-- Begin RECORDS SUPPLIED --

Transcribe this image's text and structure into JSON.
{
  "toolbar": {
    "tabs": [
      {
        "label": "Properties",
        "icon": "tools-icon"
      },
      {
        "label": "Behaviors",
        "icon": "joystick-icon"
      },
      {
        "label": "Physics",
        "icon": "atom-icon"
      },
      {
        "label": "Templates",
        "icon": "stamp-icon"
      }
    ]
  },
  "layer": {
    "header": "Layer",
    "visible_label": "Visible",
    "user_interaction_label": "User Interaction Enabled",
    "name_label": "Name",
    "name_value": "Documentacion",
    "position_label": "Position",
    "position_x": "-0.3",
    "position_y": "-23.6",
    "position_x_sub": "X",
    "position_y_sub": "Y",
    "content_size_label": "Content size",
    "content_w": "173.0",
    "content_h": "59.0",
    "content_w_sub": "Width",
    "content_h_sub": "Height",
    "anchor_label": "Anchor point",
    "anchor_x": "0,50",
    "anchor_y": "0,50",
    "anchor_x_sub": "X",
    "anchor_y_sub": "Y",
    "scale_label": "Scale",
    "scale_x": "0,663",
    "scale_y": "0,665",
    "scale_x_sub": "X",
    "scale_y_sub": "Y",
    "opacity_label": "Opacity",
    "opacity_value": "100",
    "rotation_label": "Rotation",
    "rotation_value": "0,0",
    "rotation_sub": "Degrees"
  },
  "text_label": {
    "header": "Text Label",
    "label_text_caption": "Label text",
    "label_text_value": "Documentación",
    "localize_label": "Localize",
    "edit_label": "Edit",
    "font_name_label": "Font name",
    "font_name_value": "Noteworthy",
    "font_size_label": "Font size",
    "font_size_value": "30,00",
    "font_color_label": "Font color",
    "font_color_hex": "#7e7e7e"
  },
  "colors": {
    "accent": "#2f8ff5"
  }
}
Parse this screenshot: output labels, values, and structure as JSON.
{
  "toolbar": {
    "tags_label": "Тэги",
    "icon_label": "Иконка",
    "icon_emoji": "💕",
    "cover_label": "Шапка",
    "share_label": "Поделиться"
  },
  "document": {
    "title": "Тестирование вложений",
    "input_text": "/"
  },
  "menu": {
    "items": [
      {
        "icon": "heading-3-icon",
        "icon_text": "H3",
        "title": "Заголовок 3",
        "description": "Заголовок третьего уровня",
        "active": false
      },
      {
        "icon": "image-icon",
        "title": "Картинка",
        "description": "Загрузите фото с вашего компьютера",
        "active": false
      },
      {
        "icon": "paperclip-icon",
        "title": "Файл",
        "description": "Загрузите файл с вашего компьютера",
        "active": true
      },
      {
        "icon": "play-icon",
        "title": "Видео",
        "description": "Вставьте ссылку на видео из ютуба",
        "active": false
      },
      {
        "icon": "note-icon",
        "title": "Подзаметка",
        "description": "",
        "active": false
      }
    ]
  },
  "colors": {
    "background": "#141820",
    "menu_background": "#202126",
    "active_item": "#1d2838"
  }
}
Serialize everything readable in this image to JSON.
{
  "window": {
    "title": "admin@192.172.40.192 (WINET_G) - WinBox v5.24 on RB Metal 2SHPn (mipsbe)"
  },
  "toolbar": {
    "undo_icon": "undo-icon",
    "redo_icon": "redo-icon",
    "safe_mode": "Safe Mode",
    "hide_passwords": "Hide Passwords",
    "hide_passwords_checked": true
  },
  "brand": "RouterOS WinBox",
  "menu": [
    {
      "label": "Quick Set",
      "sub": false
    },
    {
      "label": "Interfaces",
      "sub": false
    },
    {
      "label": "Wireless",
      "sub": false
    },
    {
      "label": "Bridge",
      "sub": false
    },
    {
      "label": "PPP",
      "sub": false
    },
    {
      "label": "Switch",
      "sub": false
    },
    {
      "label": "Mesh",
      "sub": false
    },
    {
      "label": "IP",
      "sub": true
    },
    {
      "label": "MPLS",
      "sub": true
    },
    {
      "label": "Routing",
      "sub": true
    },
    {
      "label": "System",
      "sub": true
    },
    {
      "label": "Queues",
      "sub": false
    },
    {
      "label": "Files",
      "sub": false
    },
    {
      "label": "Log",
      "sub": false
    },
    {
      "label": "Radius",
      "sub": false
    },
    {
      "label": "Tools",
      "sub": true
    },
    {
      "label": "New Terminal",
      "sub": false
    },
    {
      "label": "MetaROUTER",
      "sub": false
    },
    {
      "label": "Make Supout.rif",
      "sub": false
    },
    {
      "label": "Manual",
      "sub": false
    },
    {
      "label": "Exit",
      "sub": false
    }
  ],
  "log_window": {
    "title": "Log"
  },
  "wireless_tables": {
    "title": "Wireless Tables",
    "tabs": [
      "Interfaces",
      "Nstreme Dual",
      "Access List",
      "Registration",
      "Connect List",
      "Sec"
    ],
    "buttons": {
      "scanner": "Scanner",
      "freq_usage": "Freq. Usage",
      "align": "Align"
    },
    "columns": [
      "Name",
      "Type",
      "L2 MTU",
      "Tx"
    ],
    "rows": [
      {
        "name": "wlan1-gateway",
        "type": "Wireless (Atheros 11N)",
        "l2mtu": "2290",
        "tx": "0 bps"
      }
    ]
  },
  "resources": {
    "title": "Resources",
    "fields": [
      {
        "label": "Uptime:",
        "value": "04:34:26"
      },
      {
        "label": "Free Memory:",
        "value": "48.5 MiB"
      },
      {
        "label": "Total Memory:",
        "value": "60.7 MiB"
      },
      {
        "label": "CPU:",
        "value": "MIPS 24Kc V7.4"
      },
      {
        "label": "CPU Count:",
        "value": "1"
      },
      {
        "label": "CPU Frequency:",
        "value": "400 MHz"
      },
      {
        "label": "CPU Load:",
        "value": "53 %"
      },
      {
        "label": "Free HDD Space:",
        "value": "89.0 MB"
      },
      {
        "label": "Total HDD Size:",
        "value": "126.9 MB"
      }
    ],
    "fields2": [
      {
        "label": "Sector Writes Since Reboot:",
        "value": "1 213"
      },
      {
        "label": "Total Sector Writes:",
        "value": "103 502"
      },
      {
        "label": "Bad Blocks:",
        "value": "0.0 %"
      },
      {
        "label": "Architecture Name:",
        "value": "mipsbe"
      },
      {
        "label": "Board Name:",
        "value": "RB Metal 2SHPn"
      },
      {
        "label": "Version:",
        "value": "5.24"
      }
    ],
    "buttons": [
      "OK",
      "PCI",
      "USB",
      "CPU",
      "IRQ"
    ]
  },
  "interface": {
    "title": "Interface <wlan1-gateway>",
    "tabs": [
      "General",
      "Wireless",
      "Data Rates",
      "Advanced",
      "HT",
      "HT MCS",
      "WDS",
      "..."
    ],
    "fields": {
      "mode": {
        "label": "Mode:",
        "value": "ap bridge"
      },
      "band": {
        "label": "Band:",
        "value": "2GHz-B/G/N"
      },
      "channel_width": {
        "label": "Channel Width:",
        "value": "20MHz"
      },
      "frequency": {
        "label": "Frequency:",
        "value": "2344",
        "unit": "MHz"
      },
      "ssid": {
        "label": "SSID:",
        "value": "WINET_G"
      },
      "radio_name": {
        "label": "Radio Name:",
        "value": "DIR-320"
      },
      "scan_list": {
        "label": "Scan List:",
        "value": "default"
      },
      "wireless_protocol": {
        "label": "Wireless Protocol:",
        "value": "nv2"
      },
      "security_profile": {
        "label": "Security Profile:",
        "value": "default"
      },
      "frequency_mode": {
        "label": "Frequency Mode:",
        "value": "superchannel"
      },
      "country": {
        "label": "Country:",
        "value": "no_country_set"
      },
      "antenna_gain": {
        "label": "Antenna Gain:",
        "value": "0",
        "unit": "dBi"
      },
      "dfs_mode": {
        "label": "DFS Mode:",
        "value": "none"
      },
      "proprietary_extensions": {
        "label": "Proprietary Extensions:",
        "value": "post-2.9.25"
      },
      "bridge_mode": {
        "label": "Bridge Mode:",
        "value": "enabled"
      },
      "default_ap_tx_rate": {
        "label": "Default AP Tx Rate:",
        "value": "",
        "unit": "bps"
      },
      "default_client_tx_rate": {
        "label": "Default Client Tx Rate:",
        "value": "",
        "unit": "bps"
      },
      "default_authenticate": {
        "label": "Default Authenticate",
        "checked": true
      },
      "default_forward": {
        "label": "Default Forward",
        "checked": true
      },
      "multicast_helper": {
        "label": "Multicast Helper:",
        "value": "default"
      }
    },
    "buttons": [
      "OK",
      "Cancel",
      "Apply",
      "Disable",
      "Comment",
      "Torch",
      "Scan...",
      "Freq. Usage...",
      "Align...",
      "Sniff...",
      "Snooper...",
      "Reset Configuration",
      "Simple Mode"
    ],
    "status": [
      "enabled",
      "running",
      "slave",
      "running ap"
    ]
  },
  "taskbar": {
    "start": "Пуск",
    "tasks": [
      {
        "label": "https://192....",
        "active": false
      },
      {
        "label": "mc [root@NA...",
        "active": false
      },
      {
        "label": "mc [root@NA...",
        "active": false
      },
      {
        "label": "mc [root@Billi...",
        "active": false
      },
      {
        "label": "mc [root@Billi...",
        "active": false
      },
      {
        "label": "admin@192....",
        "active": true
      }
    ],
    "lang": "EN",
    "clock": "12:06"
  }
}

-- End RECORDS SUPPLIED --

From the data above, show each line that contains "Заголовок".

(FULL RESPONSE):
        "title": "Заголовок 3",
        "description": "Заголовок третьего уровня",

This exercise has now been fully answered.